# RECORDS PROVIDED start
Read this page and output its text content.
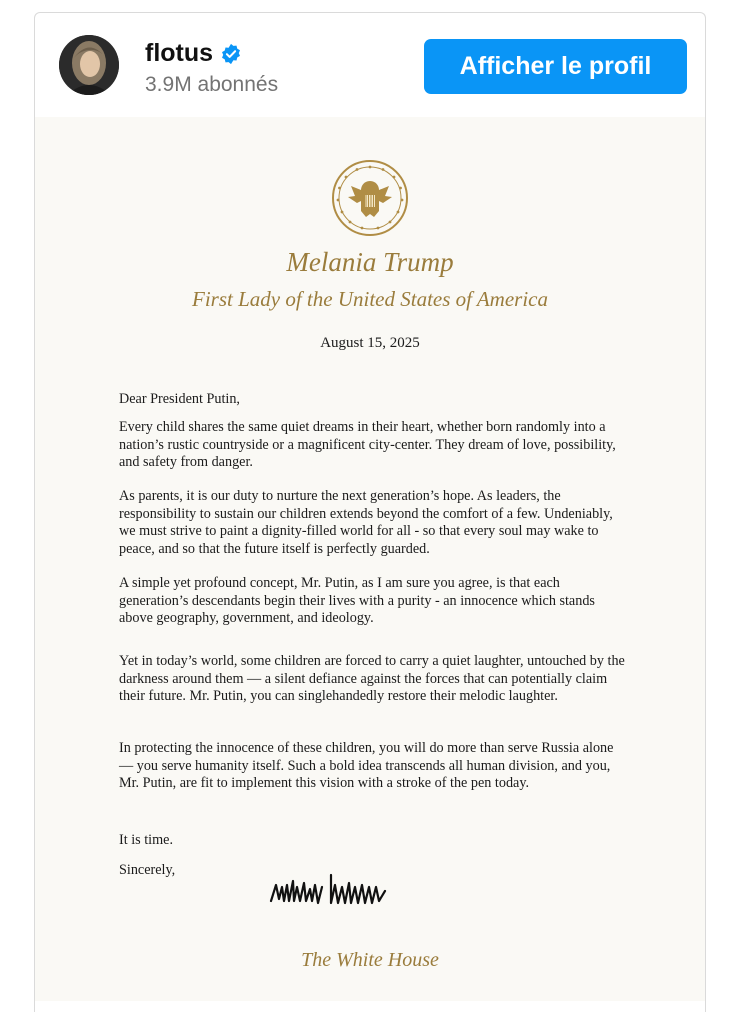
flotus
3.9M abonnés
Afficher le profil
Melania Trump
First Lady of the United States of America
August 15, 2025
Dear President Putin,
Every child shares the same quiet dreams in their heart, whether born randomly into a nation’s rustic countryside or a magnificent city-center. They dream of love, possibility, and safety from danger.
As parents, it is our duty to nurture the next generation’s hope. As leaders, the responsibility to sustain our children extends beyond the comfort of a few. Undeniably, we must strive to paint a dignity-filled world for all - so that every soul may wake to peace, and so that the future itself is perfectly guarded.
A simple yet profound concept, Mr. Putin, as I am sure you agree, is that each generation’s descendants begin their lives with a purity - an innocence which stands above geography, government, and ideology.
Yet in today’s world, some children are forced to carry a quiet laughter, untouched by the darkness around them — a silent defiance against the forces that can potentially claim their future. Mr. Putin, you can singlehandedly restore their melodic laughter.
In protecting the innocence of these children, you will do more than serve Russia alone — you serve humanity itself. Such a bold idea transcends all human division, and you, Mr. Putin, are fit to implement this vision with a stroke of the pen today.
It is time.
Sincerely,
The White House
# RECORDS PROVIDED end
# RECORDS PROVIDED start
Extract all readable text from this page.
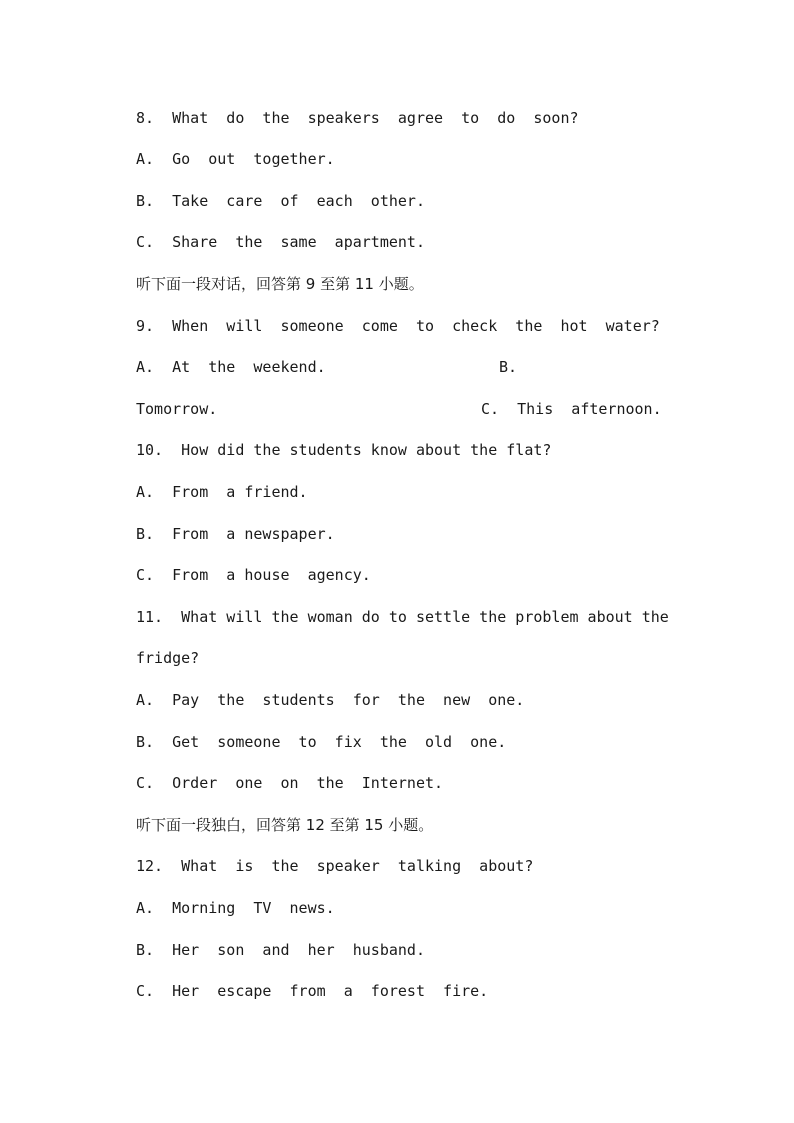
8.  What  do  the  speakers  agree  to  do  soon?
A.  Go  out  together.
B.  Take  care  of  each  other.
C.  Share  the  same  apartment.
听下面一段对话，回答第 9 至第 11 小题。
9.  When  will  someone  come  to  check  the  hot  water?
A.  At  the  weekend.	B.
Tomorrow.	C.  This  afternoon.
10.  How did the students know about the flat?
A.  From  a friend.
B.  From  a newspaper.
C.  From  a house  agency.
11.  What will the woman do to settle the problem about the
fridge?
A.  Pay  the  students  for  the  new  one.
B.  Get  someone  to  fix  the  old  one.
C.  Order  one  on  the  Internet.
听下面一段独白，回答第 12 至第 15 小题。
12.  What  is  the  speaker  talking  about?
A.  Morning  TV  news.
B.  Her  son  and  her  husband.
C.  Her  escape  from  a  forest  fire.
# RECORDS PROVIDED end
# RECORDS PROVIDED start
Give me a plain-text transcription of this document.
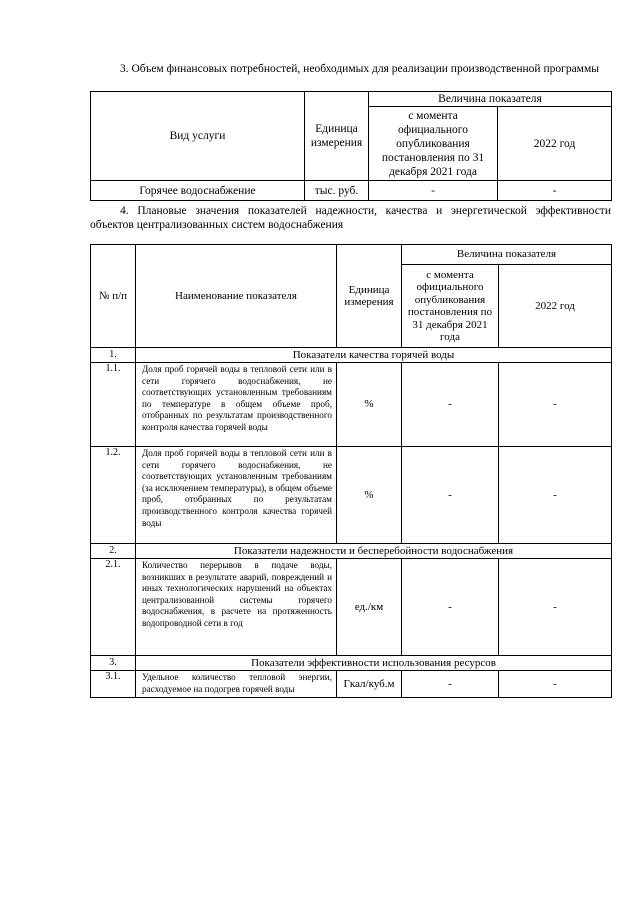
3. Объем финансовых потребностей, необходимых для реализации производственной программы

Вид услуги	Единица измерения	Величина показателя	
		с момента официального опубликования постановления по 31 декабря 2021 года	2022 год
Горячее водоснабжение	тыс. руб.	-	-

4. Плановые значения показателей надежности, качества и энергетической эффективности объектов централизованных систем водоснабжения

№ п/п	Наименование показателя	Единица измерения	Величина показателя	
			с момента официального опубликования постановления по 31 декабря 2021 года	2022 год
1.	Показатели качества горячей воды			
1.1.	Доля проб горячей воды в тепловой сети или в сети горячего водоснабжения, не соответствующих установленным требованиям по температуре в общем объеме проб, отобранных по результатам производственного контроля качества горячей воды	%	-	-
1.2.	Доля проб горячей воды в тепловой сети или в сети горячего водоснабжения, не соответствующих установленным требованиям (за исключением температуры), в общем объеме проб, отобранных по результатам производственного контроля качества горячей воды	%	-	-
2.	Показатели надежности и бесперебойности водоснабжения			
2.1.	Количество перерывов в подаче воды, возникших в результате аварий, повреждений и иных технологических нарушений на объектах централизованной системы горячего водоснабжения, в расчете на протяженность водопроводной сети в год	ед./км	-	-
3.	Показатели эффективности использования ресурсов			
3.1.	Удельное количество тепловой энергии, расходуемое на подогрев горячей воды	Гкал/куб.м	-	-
# RECORDS PROVIDED end
*CHALLENGE*. Gather up every line in the data above that contains the word "page", copying each one.

*WRITTEN RESPONSE*.
Read this page and output its text content.
Extract all readable text from this page.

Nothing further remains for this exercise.